■ REQUIREMENTS: Go through the listing below and list every line with "考查情景交际".

■ TASK MATERIAL:
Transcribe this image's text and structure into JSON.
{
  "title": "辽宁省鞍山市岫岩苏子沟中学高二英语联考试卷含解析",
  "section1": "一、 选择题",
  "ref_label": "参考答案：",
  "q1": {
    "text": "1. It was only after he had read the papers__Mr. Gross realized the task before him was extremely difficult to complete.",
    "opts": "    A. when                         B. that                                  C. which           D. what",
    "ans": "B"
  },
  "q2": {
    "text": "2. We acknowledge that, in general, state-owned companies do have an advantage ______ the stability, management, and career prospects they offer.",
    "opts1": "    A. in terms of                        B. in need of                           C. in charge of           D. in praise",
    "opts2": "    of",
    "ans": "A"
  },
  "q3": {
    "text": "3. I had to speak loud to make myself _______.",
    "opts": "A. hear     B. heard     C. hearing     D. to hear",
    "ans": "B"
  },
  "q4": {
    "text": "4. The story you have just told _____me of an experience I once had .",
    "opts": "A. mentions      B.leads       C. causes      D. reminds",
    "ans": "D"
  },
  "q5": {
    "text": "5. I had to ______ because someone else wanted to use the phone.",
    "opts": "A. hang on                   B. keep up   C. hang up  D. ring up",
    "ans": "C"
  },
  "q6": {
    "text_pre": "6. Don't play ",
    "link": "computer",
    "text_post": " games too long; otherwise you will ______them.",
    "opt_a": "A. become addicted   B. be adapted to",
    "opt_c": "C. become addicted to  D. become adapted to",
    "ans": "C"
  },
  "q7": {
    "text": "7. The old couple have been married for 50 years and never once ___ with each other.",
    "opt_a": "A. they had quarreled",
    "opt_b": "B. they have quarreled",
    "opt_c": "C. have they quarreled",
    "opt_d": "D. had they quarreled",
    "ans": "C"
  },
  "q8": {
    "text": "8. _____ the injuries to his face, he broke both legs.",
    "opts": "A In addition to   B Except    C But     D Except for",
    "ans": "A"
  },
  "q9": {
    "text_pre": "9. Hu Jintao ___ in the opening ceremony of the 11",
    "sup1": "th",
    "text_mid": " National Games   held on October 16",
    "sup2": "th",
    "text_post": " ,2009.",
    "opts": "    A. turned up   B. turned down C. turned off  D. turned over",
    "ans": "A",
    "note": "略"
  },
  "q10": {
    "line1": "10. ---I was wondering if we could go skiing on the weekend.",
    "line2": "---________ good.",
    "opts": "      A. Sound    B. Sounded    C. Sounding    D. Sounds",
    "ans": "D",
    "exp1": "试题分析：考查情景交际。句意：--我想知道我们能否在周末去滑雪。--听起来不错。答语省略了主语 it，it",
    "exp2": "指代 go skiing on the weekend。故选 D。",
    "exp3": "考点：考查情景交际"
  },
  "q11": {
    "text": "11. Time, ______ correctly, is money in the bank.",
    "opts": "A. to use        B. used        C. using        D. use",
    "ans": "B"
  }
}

■ WRITTEN RESPONSE:
    "exp1": "试题分析：考查情景交际。句意：--我想知道我们能否在周末去滑雪。--听起来不错。答语省略了主语 it，it",
    "exp3": "考点：考查情景交际"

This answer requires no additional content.